Filter the entries, keeping every line with the word "JSON".

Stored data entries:
>>

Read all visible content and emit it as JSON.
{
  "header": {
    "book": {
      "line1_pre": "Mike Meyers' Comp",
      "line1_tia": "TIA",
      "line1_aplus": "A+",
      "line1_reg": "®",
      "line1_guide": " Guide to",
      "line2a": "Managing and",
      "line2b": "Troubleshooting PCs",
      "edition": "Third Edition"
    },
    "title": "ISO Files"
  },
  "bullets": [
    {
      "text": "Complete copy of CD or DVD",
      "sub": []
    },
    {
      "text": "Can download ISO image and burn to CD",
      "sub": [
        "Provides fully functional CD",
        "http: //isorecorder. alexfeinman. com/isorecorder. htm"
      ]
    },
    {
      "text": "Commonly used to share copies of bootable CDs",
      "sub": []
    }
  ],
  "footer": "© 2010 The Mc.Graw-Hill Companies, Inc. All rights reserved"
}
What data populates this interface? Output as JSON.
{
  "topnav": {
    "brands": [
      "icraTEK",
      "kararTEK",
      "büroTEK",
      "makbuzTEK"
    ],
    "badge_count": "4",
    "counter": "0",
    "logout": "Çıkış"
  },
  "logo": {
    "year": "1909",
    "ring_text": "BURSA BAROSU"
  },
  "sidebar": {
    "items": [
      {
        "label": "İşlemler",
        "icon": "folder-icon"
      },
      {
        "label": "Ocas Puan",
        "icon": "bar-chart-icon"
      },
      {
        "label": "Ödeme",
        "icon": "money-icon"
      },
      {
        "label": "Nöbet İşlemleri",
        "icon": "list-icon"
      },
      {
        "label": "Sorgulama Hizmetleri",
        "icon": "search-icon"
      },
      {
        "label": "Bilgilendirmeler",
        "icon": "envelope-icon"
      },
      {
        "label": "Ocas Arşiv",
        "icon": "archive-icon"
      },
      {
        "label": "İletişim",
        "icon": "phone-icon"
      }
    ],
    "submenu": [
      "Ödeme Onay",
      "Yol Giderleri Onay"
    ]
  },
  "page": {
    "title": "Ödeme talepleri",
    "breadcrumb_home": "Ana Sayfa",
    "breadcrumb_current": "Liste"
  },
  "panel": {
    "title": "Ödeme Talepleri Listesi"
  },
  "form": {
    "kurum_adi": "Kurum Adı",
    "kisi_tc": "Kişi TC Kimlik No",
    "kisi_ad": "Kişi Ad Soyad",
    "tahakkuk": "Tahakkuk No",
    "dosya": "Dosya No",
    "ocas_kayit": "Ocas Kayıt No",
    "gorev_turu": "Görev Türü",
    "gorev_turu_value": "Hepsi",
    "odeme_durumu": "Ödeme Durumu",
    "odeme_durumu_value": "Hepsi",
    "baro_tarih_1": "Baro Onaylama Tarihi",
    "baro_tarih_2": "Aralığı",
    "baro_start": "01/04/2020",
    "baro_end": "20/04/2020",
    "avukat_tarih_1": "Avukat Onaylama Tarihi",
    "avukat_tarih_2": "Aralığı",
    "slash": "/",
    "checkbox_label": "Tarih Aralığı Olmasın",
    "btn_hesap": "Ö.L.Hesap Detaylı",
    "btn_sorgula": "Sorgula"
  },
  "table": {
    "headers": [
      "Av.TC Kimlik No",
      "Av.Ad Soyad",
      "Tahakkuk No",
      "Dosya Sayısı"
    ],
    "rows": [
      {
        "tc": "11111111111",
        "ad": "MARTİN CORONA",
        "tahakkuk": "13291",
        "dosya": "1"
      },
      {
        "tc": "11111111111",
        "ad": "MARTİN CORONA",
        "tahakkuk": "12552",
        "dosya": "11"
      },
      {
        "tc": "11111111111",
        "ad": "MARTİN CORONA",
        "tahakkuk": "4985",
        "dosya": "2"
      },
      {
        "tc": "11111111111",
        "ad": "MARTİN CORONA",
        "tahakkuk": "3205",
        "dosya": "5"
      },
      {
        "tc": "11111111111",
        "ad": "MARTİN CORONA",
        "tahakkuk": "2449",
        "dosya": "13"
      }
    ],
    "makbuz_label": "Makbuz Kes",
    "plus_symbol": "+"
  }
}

<<

• **SOLVED EXERCISE**
Read all visible content and emit it as JSON.
What data populates this interface? Output as JSON.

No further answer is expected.